(Stored data)
--------

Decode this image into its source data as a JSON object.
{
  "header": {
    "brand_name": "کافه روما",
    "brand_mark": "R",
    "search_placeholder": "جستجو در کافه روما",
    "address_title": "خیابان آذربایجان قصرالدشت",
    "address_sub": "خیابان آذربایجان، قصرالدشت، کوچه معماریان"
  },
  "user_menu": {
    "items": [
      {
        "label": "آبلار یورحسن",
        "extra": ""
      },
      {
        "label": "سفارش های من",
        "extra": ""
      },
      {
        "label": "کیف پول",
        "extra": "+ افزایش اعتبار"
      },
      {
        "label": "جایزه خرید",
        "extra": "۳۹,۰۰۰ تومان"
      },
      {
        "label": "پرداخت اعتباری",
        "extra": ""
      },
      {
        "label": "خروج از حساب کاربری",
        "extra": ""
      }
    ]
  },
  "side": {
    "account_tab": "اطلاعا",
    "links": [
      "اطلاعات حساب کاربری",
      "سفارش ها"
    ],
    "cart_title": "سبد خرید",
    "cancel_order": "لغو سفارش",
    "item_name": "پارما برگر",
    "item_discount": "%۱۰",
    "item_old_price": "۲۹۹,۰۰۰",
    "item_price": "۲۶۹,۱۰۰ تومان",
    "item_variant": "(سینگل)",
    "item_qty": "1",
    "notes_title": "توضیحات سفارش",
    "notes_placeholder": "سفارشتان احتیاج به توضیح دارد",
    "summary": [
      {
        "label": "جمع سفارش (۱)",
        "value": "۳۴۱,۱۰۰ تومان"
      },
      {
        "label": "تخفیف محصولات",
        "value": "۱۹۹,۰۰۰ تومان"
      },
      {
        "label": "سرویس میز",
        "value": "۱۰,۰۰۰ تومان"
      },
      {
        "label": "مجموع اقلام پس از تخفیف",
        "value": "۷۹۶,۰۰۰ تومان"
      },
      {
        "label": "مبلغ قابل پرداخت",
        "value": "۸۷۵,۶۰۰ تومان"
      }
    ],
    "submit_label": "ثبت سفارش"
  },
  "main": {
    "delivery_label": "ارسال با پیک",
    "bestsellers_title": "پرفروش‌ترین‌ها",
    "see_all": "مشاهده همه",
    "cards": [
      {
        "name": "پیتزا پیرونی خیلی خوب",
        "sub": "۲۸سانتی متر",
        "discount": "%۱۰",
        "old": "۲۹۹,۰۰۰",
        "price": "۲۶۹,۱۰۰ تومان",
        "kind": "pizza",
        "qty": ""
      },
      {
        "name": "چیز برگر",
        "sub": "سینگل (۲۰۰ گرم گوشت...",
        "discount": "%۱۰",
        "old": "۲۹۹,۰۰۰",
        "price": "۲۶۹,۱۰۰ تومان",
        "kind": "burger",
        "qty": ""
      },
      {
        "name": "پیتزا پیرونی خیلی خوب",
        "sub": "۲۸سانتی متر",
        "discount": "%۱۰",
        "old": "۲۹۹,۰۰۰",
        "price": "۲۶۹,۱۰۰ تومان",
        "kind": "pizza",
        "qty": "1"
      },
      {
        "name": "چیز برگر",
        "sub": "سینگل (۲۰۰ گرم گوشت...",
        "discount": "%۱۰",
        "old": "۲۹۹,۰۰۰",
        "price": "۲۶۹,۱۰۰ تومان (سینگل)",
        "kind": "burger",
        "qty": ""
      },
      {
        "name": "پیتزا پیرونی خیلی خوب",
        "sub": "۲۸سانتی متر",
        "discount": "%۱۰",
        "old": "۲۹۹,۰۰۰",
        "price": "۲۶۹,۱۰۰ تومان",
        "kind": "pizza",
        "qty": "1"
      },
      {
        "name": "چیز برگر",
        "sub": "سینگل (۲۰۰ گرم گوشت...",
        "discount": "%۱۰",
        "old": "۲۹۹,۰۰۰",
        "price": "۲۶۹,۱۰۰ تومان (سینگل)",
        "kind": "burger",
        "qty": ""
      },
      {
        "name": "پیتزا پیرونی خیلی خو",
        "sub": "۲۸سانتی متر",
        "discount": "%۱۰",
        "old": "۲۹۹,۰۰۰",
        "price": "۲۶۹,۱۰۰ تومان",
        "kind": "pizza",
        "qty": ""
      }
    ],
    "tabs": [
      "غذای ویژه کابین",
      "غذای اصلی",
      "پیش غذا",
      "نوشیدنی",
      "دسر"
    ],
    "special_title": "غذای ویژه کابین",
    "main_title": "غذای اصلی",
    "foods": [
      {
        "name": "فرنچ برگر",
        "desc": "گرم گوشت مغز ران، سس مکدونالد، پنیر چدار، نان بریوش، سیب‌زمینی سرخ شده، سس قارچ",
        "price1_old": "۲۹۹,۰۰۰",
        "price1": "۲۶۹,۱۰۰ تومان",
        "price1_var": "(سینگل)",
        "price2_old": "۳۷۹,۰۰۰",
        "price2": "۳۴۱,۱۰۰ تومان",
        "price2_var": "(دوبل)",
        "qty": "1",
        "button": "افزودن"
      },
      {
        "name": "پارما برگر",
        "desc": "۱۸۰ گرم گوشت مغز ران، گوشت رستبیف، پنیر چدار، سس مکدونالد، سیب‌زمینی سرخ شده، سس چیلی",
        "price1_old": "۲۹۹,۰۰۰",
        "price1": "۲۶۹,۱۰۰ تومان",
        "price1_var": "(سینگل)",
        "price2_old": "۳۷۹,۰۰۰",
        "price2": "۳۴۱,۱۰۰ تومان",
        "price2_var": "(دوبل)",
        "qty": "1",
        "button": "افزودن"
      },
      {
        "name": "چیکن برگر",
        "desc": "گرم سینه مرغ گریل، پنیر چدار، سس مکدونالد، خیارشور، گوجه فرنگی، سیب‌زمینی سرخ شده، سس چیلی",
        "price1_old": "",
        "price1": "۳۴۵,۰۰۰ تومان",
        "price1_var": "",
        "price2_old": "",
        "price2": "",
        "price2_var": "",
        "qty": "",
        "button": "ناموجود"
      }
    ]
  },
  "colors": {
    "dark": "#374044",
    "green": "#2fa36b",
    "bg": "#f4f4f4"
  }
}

--------

Write the data back out verbatim.

Answer for this exercise
Decode this image into its source data as a JSON object.
{
  "header": {
    "brand_name": "کافه روما",
    "brand_mark": "R",
    "search_placeholder": "جستجو در کافه روما",
    "address_title": "خیابان آذربایجان قصرالدشت",
    "address_sub": "خیابان آذربایجان، قصرالدشت، کوچه معماریان"
  },
  "user_menu": {
    "items": [
      {
        "label": "آبلار یورحسن",
        "extra": ""
      },
      {
        "label": "سفارش های من",
        "extra": ""
      },
      {
        "label": "کیف پول",
        "extra": "+ افزایش اعتبار"
      },
      {
        "label": "جایزه خرید",
        "extra": "۳۹,۰۰۰ تومان"
      },
      {
        "label": "پرداخت اعتباری",
        "extra": ""
      },
      {
        "label": "خروج از حساب کاربری",
        "extra": ""
      }
    ]
  },
  "side": {
    "account_tab": "اطلاعا",
    "links": [
      "اطلاعات حساب کاربری",
      "سفارش ها"
    ],
    "cart_title": "سبد خرید",
    "cancel_order": "لغو سفارش",
    "item_name": "پارما برگر",
    "item_discount": "%۱۰",
    "item_old_price": "۲۹۹,۰۰۰",
    "item_price": "۲۶۹,۱۰۰ تومان",
    "item_variant": "(سینگل)",
    "item_qty": "1",
    "notes_title": "توضیحات سفارش",
    "notes_placeholder": "سفارشتان احتیاج به توضیح دارد",
    "summary": [
      {
        "label": "جمع سفارش (۱)",
        "value": "۳۴۱,۱۰۰ تومان"
      },
      {
        "label": "تخفیف محصولات",
        "value": "۱۹۹,۰۰۰ تومان"
      },
      {
        "label": "سرویس میز",
        "value": "۱۰,۰۰۰ تومان"
      },
      {
        "label": "مجموع اقلام پس از تخفیف",
        "value": "۷۹۶,۰۰۰ تومان"
      },
      {
        "label": "مبلغ قابل پرداخت",
        "value": "۸۷۵,۶۰۰ تومان"
      }
    ],
    "submit_label": "ثبت سفارش"
  },
  "main": {
    "delivery_label": "ارسال با پیک",
    "bestsellers_title": "پرفروش‌ترین‌ها",
    "see_all": "مشاهده همه",
    "cards": [
      {
        "name": "پیتزا پیرونی خیلی خوب",
        "sub": "۲۸سانتی متر",
        "discount": "%۱۰",
        "old": "۲۹۹,۰۰۰",
        "price": "۲۶۹,۱۰۰ تومان",
        "kind": "pizza",
        "qty": ""
      },
      {
        "name": "چیز برگر",
        "sub": "سینگل (۲۰۰ گرم گوشت...",
        "discount": "%۱۰",
        "old": "۲۹۹,۰۰۰",
        "price": "۲۶۹,۱۰۰ تومان",
        "kind": "burger",
        "qty": ""
      },
      {
        "name": "پیتزا پیرونی خیلی خوب",
        "sub": "۲۸سانتی متر",
        "discount": "%۱۰",
        "old": "۲۹۹,۰۰۰",
        "price": "۲۶۹,۱۰۰ تومان",
        "kind": "pizza",
        "qty": "1"
      },
      {
        "name": "چیز برگر",
        "sub": "سینگل (۲۰۰ گرم گوشت...",
        "discount": "%۱۰",
        "old": "۲۹۹,۰۰۰",
        "price": "۲۶۹,۱۰۰ تومان (سینگل)",
        "kind": "burger",
        "qty": ""
      },
      {
        "name": "پیتزا پیرونی خیلی خوب",
        "sub": "۲۸سانتی متر",
        "discount": "%۱۰",
        "old": "۲۹۹,۰۰۰",
        "price": "۲۶۹,۱۰۰ تومان",
        "kind": "pizza",
        "qty": "1"
      },
      {
        "name": "چیز برگر",
        "sub": "سینگل (۲۰۰ گرم گوشت...",
        "discount": "%۱۰",
        "old": "۲۹۹,۰۰۰",
        "price": "۲۶۹,۱۰۰ تومان (سینگل)",
        "kind": "burger",
        "qty": ""
      },
      {
        "name": "پیتزا پیرونی خیلی خو",
        "sub": "۲۸سانتی متر",
        "discount": "%۱۰",
        "old": "۲۹۹,۰۰۰",
        "price": "۲۶۹,۱۰۰ تومان",
        "kind": "pizza",
        "qty": ""
      }
    ],
    "tabs": [
      "غذای ویژه کابین",
      "غذای اصلی",
      "پیش غذا",
      "نوشیدنی",
      "دسر"
    ],
    "special_title": "غذای ویژه کابین",
    "main_title": "غذای اصلی",
    "foods": [
      {
        "name": "فرنچ برگر",
        "desc": "گرم گوشت مغز ران، سس مکدونالد، پنیر چدار، نان بریوش، سیب‌زمینی سرخ شده، سس قارچ",
        "price1_old": "۲۹۹,۰۰۰",
        "price1": "۲۶۹,۱۰۰ تومان",
        "price1_var": "(سینگل)",
        "price2_old": "۳۷۹,۰۰۰",
        "price2": "۳۴۱,۱۰۰ تومان",
        "price2_var": "(دوبل)",
        "qty": "1",
        "button": "افزودن"
      },
      {
        "name": "پارما برگر",
        "desc": "۱۸۰ گرم گوشت مغز ران، گوشت رستبیف، پنیر چدار، سس مکدونالد، سیب‌زمینی سرخ شده، سس چیلی",
        "price1_old": "۲۹۹,۰۰۰",
        "price1": "۲۶۹,۱۰۰ تومان",
        "price1_var": "(سینگل)",
        "price2_old": "۳۷۹,۰۰۰",
        "price2": "۳۴۱,۱۰۰ تومان",
        "price2_var": "(دوبل)",
        "qty": "1",
        "button": "افزودن"
      },
      {
        "name": "چیکن برگر",
        "desc": "گرم سینه مرغ گریل، پنیر چدار، سس مکدونالد، خیارشور، گوجه فرنگی، سیب‌زمینی سرخ شده، سس چیلی",
        "price1_old": "",
        "price1": "۳۴۵,۰۰۰ تومان",
        "price1_var": "",
        "price2_old": "",
        "price2": "",
        "price2_var": "",
        "qty": "",
        "button": "ناموجود"
      }
    ]
  },
  "colors": {
    "dark": "#374044",
    "green": "#2fa36b",
    "bg": "#f4f4f4"
  }
}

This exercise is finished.